Task directions
Read the listing and extract each line that includes the word "speak".

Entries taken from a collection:
####

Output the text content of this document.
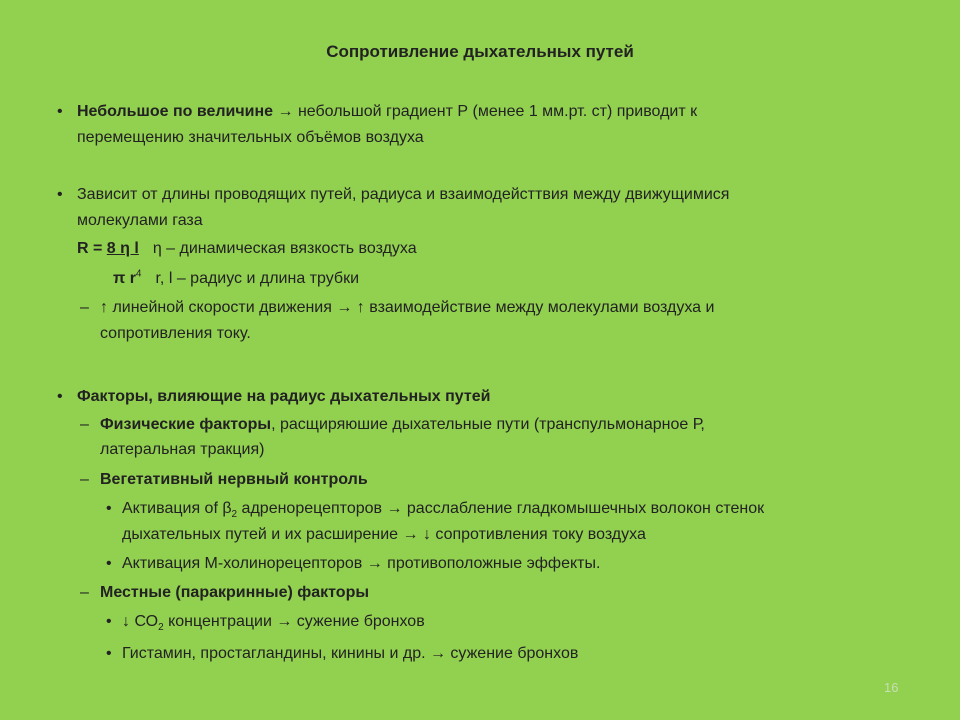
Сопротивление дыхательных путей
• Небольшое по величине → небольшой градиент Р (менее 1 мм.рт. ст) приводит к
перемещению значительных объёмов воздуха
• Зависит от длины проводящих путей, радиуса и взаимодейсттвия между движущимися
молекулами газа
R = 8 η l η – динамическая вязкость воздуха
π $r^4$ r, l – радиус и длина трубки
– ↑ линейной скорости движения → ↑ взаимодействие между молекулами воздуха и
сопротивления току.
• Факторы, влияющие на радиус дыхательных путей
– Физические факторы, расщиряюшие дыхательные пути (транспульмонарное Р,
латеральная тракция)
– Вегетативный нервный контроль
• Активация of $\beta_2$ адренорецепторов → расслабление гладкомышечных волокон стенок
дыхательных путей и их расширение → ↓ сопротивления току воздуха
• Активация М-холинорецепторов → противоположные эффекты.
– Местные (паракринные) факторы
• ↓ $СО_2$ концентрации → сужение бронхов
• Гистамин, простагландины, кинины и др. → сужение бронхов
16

####

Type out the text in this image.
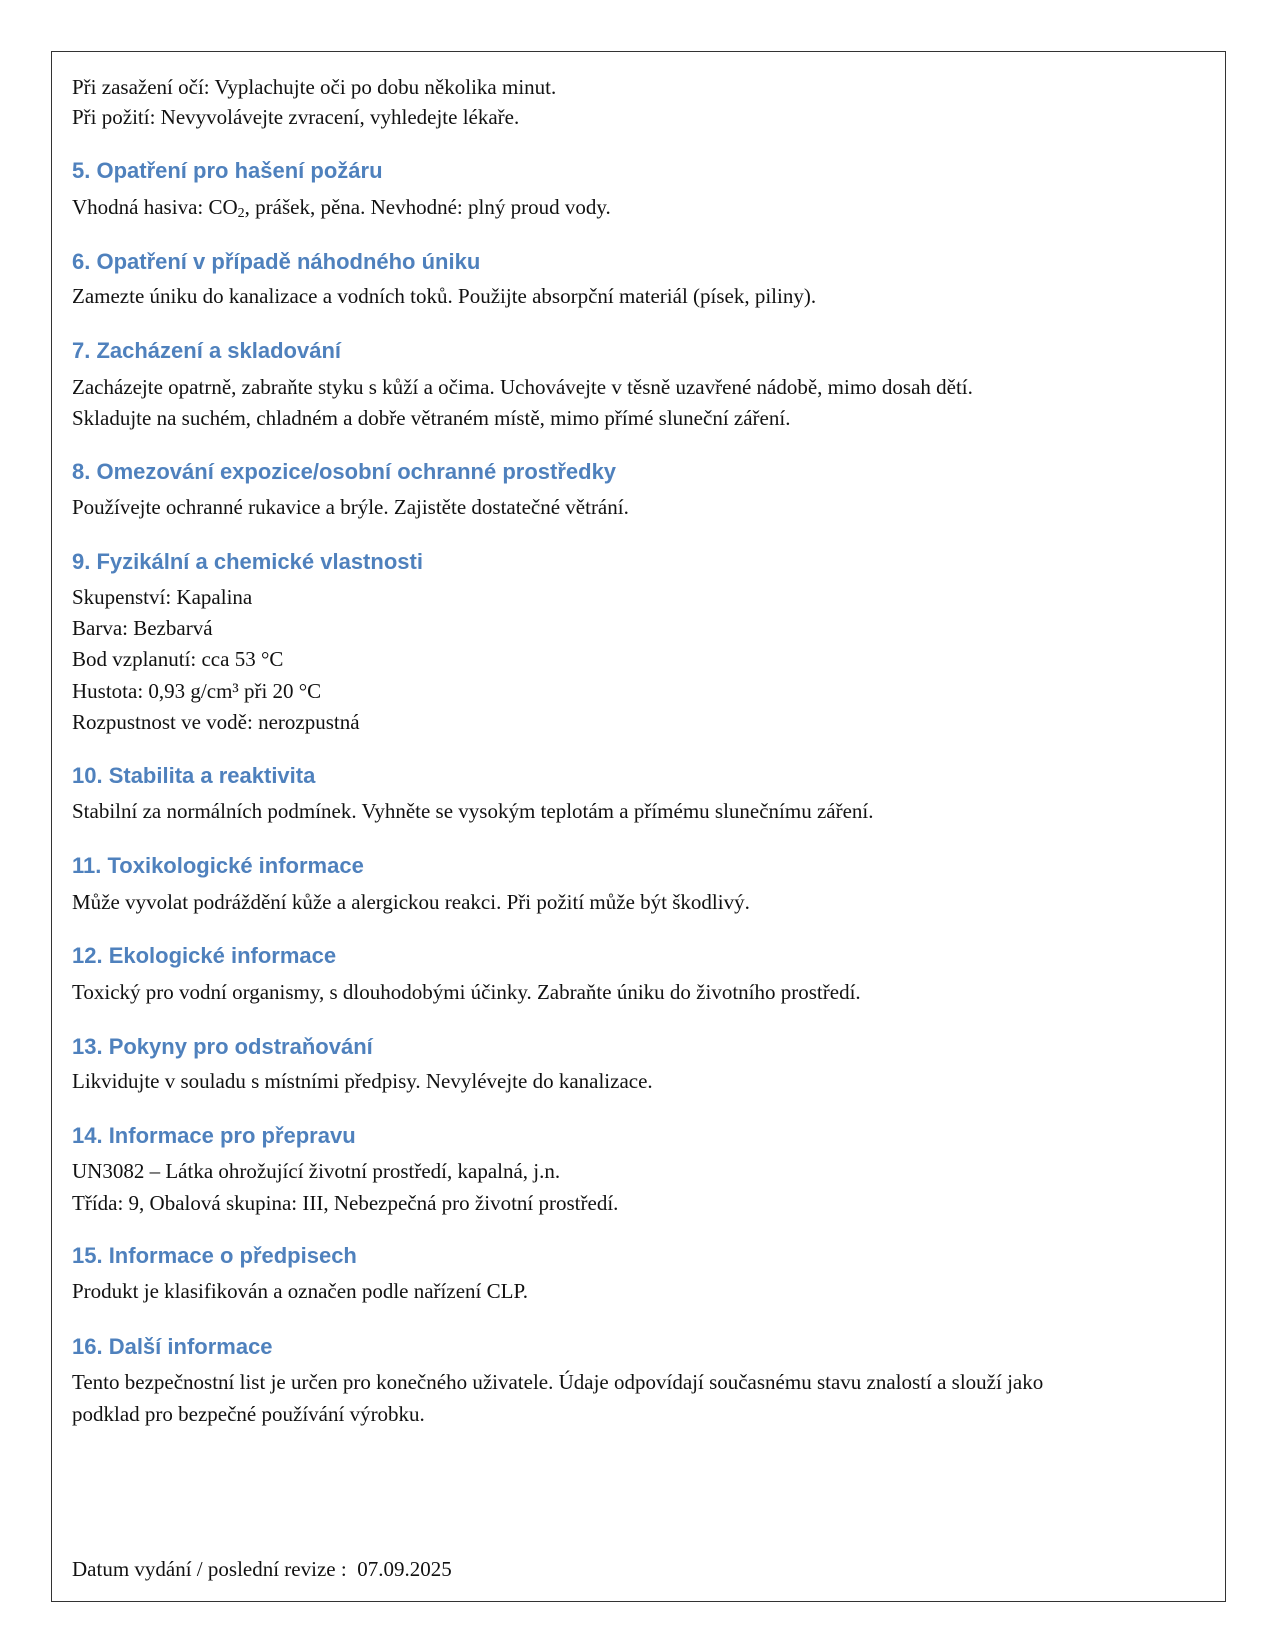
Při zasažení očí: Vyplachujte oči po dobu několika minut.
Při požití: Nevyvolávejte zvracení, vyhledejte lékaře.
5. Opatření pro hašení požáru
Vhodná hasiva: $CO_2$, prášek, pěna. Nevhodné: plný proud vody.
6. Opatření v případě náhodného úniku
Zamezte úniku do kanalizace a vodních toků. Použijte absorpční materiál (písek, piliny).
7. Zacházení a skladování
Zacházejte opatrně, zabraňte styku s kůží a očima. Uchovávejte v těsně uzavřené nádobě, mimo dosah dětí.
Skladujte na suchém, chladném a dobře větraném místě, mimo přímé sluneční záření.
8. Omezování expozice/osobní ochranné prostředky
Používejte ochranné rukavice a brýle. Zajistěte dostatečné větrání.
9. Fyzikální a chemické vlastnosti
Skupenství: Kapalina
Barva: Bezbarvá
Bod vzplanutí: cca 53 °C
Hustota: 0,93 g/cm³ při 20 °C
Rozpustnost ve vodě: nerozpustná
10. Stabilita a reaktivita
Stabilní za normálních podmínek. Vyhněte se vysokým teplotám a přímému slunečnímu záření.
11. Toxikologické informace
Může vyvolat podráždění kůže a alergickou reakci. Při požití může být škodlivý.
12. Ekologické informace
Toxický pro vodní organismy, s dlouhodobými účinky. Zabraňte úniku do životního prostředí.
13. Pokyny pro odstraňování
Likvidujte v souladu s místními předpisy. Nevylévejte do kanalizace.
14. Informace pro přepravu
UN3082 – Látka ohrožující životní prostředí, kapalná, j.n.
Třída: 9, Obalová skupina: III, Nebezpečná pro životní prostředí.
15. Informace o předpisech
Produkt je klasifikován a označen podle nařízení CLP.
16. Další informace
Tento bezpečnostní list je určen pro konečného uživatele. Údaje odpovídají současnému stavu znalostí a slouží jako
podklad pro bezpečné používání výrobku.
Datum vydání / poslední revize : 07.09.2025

####

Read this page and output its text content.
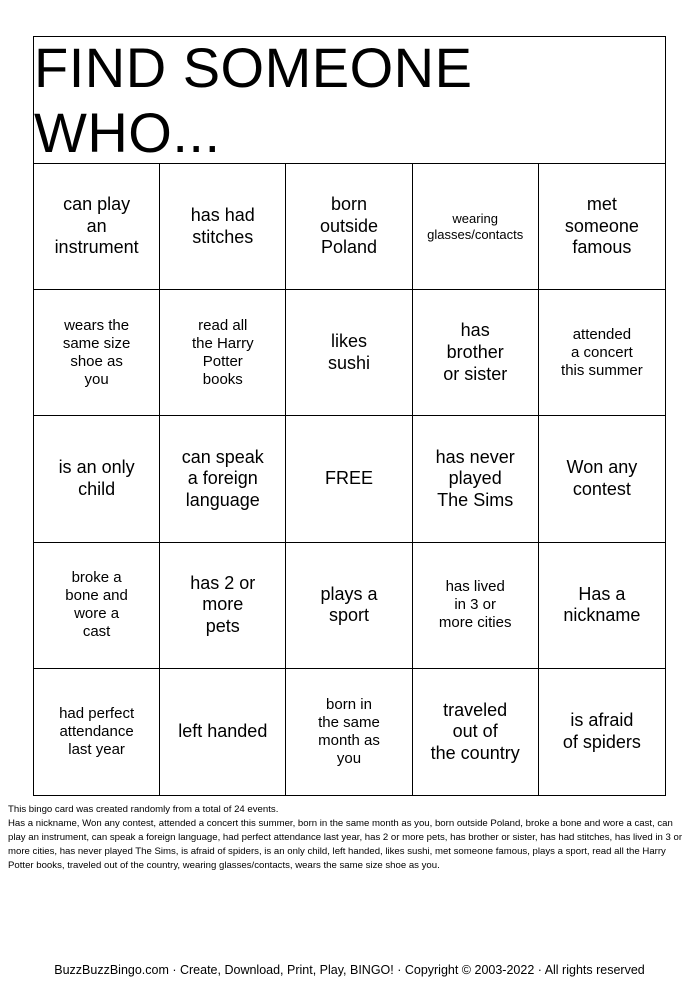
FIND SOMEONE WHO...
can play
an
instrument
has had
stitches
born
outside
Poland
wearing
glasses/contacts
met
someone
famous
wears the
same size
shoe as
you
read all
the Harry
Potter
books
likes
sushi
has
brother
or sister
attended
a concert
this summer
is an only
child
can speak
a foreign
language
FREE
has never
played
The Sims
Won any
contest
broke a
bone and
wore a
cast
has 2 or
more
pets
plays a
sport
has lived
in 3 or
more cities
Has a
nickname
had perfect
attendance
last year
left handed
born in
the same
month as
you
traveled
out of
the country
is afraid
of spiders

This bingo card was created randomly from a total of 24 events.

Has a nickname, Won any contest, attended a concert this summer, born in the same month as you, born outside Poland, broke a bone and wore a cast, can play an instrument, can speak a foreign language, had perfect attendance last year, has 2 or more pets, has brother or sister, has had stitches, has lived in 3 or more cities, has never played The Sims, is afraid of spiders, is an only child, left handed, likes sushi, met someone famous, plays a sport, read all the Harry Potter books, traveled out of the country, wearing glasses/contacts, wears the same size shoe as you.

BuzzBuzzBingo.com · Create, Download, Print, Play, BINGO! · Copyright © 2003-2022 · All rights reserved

####

Written answer
can speak
Has a nickname, Won any contest, attended a concert this summer, born in the same month as you, born outside Poland, broke a bone and wore a cast, can play an instrument, can speak a foreign language, had perfect attendance last year, has 2 or more pets, has brother or sister, has had stitches, has lived in 3 or more cities, has never played The Sims, is afraid of spiders, is an only child, left handed, likes sushi, met someone famous, plays a sport, read all the Harry Potter books, traveled out of the country, wearing glasses/contacts, wears the same size shoe as you.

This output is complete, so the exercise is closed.